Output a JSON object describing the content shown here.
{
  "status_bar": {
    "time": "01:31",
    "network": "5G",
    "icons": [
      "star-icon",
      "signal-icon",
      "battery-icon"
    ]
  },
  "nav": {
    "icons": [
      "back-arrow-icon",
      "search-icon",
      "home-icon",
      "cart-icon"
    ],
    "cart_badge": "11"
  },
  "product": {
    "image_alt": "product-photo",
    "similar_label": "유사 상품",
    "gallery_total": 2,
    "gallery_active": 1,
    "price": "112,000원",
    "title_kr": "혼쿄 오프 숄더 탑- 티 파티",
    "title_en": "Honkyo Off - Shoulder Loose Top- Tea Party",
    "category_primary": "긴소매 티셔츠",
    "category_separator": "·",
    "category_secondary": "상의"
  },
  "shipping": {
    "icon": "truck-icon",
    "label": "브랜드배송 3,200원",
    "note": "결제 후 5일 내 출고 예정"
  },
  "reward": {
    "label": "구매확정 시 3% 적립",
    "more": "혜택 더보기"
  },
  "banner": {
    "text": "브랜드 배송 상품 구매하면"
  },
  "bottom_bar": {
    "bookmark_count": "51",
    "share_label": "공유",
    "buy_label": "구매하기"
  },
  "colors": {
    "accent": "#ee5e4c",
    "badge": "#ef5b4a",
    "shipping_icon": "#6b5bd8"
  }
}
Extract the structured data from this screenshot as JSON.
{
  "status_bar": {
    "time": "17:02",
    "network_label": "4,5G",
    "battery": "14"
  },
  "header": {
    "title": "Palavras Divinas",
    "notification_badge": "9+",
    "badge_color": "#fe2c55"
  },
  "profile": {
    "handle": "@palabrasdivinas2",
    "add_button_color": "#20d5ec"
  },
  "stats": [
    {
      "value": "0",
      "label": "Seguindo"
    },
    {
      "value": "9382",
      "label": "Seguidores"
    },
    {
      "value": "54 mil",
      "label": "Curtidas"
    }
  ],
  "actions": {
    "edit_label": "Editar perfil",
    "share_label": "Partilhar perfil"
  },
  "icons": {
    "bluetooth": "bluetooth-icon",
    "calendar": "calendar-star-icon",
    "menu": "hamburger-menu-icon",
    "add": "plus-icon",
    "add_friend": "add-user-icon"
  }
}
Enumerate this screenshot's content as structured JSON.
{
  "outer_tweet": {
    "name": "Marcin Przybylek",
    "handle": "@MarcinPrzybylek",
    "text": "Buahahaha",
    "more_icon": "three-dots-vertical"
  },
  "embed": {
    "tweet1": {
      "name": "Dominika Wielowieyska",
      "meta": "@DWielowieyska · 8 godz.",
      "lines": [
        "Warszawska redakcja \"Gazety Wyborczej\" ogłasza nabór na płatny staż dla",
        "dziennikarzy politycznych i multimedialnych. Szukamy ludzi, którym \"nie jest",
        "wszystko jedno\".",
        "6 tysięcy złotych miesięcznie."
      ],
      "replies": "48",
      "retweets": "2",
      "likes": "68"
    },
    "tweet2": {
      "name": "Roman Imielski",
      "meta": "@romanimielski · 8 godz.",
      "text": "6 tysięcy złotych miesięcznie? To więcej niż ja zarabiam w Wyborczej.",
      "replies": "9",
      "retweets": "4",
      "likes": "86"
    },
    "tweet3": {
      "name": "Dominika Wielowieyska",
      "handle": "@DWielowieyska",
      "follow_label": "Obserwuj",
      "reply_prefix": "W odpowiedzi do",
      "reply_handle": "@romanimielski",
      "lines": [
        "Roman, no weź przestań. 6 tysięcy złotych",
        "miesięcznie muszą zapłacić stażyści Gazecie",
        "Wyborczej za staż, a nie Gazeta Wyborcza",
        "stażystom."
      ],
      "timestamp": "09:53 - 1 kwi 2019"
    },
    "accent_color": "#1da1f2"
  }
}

...

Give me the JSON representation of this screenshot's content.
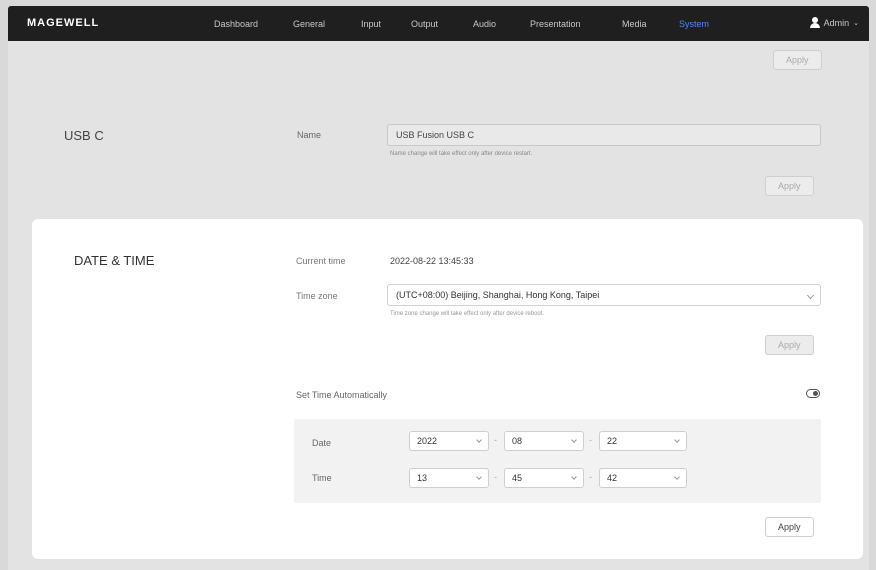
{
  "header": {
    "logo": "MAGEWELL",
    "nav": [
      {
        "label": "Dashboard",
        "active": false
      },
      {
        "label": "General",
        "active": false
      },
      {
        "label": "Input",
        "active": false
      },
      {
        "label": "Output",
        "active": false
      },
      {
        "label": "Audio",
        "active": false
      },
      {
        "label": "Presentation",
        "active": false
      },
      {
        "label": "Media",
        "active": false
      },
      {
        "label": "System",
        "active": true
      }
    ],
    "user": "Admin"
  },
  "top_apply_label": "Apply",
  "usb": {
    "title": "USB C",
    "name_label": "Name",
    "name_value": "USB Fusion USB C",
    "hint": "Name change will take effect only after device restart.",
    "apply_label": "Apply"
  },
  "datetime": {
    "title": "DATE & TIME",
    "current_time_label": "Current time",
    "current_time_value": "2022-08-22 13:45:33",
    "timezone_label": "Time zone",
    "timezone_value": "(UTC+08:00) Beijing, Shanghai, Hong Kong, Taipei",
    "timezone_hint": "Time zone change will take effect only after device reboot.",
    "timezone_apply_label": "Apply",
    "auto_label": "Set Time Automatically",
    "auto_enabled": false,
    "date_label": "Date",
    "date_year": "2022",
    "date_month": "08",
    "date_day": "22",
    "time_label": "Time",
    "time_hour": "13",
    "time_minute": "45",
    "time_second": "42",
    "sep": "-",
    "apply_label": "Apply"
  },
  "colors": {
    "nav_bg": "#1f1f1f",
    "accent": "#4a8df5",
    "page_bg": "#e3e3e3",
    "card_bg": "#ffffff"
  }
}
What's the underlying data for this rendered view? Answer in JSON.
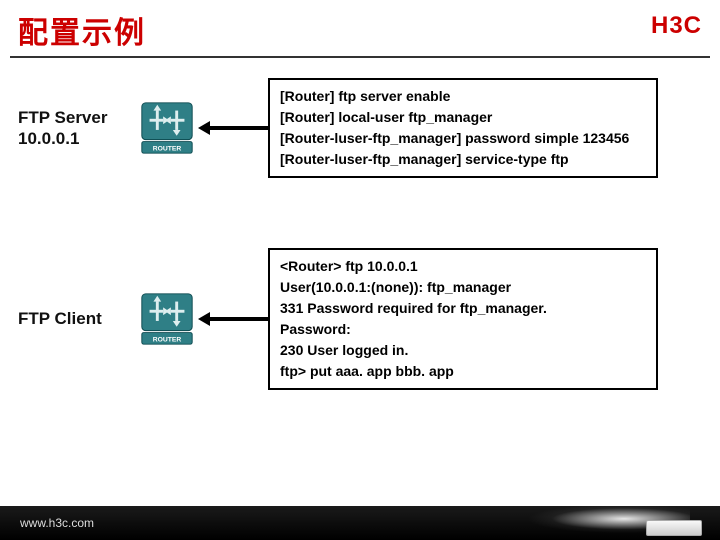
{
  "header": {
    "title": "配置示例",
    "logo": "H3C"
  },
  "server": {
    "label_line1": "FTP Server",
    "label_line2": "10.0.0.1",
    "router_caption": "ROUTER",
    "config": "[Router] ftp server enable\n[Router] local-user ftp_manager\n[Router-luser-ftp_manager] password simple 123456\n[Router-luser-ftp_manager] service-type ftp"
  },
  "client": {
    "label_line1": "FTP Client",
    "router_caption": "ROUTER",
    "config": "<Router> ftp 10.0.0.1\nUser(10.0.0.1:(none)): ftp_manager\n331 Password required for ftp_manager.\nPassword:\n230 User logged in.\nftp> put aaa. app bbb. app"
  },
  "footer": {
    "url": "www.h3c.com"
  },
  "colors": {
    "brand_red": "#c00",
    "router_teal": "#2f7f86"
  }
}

==

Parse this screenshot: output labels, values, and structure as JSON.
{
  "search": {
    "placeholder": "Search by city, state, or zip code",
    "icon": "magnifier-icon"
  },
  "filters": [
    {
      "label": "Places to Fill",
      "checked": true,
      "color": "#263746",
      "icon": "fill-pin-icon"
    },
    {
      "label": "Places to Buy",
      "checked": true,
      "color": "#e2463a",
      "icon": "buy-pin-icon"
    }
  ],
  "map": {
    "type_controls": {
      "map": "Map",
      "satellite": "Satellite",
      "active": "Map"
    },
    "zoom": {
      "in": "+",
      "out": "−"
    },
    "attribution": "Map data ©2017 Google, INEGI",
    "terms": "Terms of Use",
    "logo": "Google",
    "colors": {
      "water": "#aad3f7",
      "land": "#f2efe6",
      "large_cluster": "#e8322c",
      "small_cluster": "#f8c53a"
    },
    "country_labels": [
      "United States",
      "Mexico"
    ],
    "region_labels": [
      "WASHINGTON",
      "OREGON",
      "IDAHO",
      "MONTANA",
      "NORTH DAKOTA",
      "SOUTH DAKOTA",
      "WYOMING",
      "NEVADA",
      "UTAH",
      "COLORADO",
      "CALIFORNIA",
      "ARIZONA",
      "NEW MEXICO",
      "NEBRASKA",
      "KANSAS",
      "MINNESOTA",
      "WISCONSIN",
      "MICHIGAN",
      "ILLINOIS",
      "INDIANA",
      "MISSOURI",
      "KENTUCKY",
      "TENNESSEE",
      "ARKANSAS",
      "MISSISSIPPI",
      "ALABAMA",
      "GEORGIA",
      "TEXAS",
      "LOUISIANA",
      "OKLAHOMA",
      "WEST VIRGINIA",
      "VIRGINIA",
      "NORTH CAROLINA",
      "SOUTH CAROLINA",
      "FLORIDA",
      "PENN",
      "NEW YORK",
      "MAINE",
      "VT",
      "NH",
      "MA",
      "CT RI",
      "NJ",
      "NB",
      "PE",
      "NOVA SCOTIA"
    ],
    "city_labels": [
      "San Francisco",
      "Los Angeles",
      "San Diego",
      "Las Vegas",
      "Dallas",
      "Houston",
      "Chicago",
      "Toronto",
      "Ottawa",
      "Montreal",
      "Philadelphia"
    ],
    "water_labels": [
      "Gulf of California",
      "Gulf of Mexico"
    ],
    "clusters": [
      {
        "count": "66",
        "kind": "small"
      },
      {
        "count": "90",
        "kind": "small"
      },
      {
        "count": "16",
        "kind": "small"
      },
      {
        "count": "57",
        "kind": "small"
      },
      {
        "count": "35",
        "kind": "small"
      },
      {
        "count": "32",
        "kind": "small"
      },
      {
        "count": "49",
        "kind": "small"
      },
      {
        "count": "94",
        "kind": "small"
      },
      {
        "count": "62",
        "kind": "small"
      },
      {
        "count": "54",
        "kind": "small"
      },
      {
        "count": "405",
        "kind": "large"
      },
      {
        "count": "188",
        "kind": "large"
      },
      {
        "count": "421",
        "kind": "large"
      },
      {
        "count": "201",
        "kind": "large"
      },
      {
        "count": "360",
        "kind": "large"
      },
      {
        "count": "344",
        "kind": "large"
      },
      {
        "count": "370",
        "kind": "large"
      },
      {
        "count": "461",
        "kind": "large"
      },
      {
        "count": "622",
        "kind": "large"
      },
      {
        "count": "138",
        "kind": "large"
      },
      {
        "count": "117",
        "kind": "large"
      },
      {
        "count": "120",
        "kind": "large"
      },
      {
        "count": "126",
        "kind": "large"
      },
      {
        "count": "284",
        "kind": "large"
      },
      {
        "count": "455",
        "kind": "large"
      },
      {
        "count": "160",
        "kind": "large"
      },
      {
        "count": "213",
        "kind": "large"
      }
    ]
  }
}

— REQUIRED TASK —
Copy all lines from the material that contain "device".

— ANSWER —
    "hint": "Name change will take effect only after device restart.",
    "timezone_hint": "Time zone change will take effect only after device reboot.",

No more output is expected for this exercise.